▸ **What is required**
Reproduce each line of the listing exactly.

▸ **Given data**
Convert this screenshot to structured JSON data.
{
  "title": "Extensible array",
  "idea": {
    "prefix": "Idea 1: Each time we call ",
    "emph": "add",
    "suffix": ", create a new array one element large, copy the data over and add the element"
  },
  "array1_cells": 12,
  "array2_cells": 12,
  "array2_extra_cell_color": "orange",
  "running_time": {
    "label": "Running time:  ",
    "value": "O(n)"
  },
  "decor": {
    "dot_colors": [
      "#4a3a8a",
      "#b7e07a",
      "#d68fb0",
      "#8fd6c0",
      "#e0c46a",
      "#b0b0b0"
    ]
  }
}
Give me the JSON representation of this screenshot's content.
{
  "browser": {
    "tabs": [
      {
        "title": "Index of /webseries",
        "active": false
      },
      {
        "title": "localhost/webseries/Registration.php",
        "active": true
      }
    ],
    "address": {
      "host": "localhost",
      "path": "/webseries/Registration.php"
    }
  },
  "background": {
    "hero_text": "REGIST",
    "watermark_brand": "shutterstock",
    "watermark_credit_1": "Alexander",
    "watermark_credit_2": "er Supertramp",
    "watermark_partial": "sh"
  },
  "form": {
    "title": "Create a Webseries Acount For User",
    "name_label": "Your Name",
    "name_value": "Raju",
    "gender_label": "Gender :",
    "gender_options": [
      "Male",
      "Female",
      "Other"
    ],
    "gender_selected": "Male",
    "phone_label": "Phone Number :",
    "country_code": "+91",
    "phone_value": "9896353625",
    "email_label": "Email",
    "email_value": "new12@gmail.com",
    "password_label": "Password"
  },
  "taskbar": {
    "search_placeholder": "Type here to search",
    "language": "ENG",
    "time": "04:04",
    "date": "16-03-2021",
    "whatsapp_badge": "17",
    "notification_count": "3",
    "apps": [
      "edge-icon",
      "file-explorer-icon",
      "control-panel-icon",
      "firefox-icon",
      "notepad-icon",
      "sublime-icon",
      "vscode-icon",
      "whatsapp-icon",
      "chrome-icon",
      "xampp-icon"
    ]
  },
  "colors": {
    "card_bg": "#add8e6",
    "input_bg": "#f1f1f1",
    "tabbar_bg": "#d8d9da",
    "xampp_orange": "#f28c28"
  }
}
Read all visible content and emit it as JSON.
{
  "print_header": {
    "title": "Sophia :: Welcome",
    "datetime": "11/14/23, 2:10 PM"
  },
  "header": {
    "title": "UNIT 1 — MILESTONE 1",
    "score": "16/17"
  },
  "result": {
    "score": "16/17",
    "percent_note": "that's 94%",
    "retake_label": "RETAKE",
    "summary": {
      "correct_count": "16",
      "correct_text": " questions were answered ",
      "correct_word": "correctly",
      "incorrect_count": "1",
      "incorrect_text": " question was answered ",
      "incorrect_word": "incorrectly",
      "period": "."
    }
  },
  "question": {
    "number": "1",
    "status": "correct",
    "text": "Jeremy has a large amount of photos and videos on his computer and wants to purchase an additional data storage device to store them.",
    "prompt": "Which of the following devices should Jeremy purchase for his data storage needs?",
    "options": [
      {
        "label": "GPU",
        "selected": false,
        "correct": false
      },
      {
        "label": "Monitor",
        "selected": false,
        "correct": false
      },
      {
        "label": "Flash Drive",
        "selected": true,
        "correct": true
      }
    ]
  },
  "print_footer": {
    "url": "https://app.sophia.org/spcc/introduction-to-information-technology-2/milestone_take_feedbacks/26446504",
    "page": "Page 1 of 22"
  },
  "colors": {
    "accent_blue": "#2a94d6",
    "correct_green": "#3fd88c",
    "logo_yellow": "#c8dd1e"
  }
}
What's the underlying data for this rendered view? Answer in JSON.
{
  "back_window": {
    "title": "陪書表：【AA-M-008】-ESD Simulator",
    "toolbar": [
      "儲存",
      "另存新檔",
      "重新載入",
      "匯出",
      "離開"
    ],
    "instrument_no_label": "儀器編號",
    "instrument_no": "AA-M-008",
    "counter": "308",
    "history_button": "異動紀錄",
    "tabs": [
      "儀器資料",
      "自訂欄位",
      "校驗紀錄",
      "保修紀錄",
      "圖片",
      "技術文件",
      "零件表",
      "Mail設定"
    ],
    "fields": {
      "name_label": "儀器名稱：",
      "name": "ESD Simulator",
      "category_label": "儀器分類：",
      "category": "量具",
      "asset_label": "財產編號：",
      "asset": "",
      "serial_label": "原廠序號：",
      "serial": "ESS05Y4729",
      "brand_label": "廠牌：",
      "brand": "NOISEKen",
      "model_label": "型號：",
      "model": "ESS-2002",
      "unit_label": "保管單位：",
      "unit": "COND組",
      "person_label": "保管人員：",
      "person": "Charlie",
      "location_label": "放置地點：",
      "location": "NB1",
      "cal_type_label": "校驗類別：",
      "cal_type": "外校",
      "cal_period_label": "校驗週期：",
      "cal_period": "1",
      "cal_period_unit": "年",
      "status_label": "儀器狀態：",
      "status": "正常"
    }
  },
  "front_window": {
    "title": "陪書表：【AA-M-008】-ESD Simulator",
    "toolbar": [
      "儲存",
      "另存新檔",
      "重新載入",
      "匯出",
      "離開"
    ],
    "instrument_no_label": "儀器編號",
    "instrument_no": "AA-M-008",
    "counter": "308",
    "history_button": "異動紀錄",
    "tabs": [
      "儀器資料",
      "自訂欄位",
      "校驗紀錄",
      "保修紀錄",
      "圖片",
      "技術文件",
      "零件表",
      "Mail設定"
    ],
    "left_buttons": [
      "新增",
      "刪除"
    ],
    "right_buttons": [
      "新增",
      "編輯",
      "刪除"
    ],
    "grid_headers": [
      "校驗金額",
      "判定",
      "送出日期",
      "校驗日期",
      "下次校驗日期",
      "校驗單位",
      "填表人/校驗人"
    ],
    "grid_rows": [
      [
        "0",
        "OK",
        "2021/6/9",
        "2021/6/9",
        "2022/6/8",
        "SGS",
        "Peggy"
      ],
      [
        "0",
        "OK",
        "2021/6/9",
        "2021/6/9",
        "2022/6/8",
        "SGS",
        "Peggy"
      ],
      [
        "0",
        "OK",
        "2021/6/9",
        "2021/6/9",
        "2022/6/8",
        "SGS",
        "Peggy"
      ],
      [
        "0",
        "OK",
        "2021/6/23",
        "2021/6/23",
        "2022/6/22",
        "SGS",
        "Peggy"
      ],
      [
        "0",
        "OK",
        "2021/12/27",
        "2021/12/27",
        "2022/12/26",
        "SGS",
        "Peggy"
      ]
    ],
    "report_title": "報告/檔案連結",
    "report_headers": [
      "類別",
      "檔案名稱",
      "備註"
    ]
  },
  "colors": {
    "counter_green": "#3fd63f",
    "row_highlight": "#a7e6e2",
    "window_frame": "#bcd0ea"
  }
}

▸ **Full answer**
Convert this screenshot to structured JSON data.
{
  "title": "Extensible array",
  "idea": {
    "prefix": "Idea 1: Each time we call ",
    "emph": "add",
    "suffix": ", create a new array one element large, copy the data over and add the element"
  },
  "array1_cells": 12,
  "array2_cells": 12,
  "array2_extra_cell_color": "orange",
  "running_time": {
    "label": "Running time:  ",
    "value": "O(n)"
  },
  "decor": {
    "dot_colors": [
      "#4a3a8a",
      "#b7e07a",
      "#d68fb0",
      "#8fd6c0",
      "#e0c46a",
      "#b0b0b0"
    ]
  }
}
Give me the JSON representation of this screenshot's content.
{
  "browser": {
    "tabs": [
      {
        "title": "Index of /webseries",
        "active": false
      },
      {
        "title": "localhost/webseries/Registration.php",
        "active": true
      }
    ],
    "address": {
      "host": "localhost",
      "path": "/webseries/Registration.php"
    }
  },
  "background": {
    "hero_text": "REGIST",
    "watermark_brand": "shutterstock",
    "watermark_credit_1": "Alexander",
    "watermark_credit_2": "er Supertramp",
    "watermark_partial": "sh"
  },
  "form": {
    "title": "Create a Webseries Acount For User",
    "name_label": "Your Name",
    "name_value": "Raju",
    "gender_label": "Gender :",
    "gender_options": [
      "Male",
      "Female",
      "Other"
    ],
    "gender_selected": "Male",
    "phone_label": "Phone Number :",
    "country_code": "+91",
    "phone_value": "9896353625",
    "email_label": "Email",
    "email_value": "new12@gmail.com",
    "password_label": "Password"
  },
  "taskbar": {
    "search_placeholder": "Type here to search",
    "language": "ENG",
    "time": "04:04",
    "date": "16-03-2021",
    "whatsapp_badge": "17",
    "notification_count": "3",
    "apps": [
      "edge-icon",
      "file-explorer-icon",
      "control-panel-icon",
      "firefox-icon",
      "notepad-icon",
      "sublime-icon",
      "vscode-icon",
      "whatsapp-icon",
      "chrome-icon",
      "xampp-icon"
    ]
  },
  "colors": {
    "card_bg": "#add8e6",
    "input_bg": "#f1f1f1",
    "tabbar_bg": "#d8d9da",
    "xampp_orange": "#f28c28"
  }
}
Read all visible content and emit it as JSON.
{
  "print_header": {
    "title": "Sophia :: Welcome",
    "datetime": "11/14/23, 2:10 PM"
  },
  "header": {
    "title": "UNIT 1 — MILESTONE 1",
    "score": "16/17"
  },
  "result": {
    "score": "16/17",
    "percent_note": "that's 94%",
    "retake_label": "RETAKE",
    "summary": {
      "correct_count": "16",
      "correct_text": " questions were answered ",
      "correct_word": "correctly",
      "incorrect_count": "1",
      "incorrect_text": " question was answered ",
      "incorrect_word": "incorrectly",
      "period": "."
    }
  },
  "question": {
    "number": "1",
    "status": "correct",
    "text": "Jeremy has a large amount of photos and videos on his computer and wants to purchase an additional data storage device to store them.",
    "prompt": "Which of the following devices should Jeremy purchase for his data storage needs?",
    "options": [
      {
        "label": "GPU",
        "selected": false,
        "correct": false
      },
      {
        "label": "Monitor",
        "selected": false,
        "correct": false
      },
      {
        "label": "Flash Drive",
        "selected": true,
        "correct": true
      }
    ]
  },
  "print_footer": {
    "url": "https://app.sophia.org/spcc/introduction-to-information-technology-2/milestone_take_feedbacks/26446504",
    "page": "Page 1 of 22"
  },
  "colors": {
    "accent_blue": "#2a94d6",
    "correct_green": "#3fd88c",
    "logo_yellow": "#c8dd1e"
  }
}
What's the underlying data for this rendered view? Answer in JSON.
{
  "back_window": {
    "title": "陪書表：【AA-M-008】-ESD Simulator",
    "toolbar": [
      "儲存",
      "另存新檔",
      "重新載入",
      "匯出",
      "離開"
    ],
    "instrument_no_label": "儀器編號",
    "instrument_no": "AA-M-008",
    "counter": "308",
    "history_button": "異動紀錄",
    "tabs": [
      "儀器資料",
      "自訂欄位",
      "校驗紀錄",
      "保修紀錄",
      "圖片",
      "技術文件",
      "零件表",
      "Mail設定"
    ],
    "fields": {
      "name_label": "儀器名稱：",
      "name": "ESD Simulator",
      "category_label": "儀器分類：",
      "category": "量具",
      "asset_label": "財產編號：",
      "asset": "",
      "serial_label": "原廠序號：",
      "serial": "ESS05Y4729",
      "brand_label": "廠牌：",
      "brand": "NOISEKen",
      "model_label": "型號：",
      "model": "ESS-2002",
      "unit_label": "保管單位：",
      "unit": "COND組",
      "person_label": "保管人員：",
      "person": "Charlie",
      "location_label": "放置地點：",
      "location": "NB1",
      "cal_type_label": "校驗類別：",
      "cal_type": "外校",
      "cal_period_label": "校驗週期：",
      "cal_period": "1",
      "cal_period_unit": "年",
      "status_label": "儀器狀態：",
      "status": "正常"
    }
  },
  "front_window": {
    "title": "陪書表：【AA-M-008】-ESD Simulator",
    "toolbar": [
      "儲存",
      "另存新檔",
      "重新載入",
      "匯出",
      "離開"
    ],
    "instrument_no_label": "儀器編號",
    "instrument_no": "AA-M-008",
    "counter": "308",
    "history_button": "異動紀錄",
    "tabs": [
      "儀器資料",
      "自訂欄位",
      "校驗紀錄",
      "保修紀錄",
      "圖片",
      "技術文件",
      "零件表",
      "Mail設定"
    ],
    "left_buttons": [
      "新增",
      "刪除"
    ],
    "right_buttons": [
      "新增",
      "編輯",
      "刪除"
    ],
    "grid_headers": [
      "校驗金額",
      "判定",
      "送出日期",
      "校驗日期",
      "下次校驗日期",
      "校驗單位",
      "填表人/校驗人"
    ],
    "grid_rows": [
      [
        "0",
        "OK",
        "2021/6/9",
        "2021/6/9",
        "2022/6/8",
        "SGS",
        "Peggy"
      ],
      [
        "0",
        "OK",
        "2021/6/9",
        "2021/6/9",
        "2022/6/8",
        "SGS",
        "Peggy"
      ],
      [
        "0",
        "OK",
        "2021/6/9",
        "2021/6/9",
        "2022/6/8",
        "SGS",
        "Peggy"
      ],
      [
        "0",
        "OK",
        "2021/6/23",
        "2021/6/23",
        "2022/6/22",
        "SGS",
        "Peggy"
      ],
      [
        "0",
        "OK",
        "2021/12/27",
        "2021/12/27",
        "2022/12/26",
        "SGS",
        "Peggy"
      ]
    ],
    "report_title": "報告/檔案連結",
    "report_headers": [
      "類別",
      "檔案名稱",
      "備註"
    ]
  },
  "colors": {
    "counter_green": "#3fd63f",
    "row_highlight": "#a7e6e2",
    "window_frame": "#bcd0ea"
  }
}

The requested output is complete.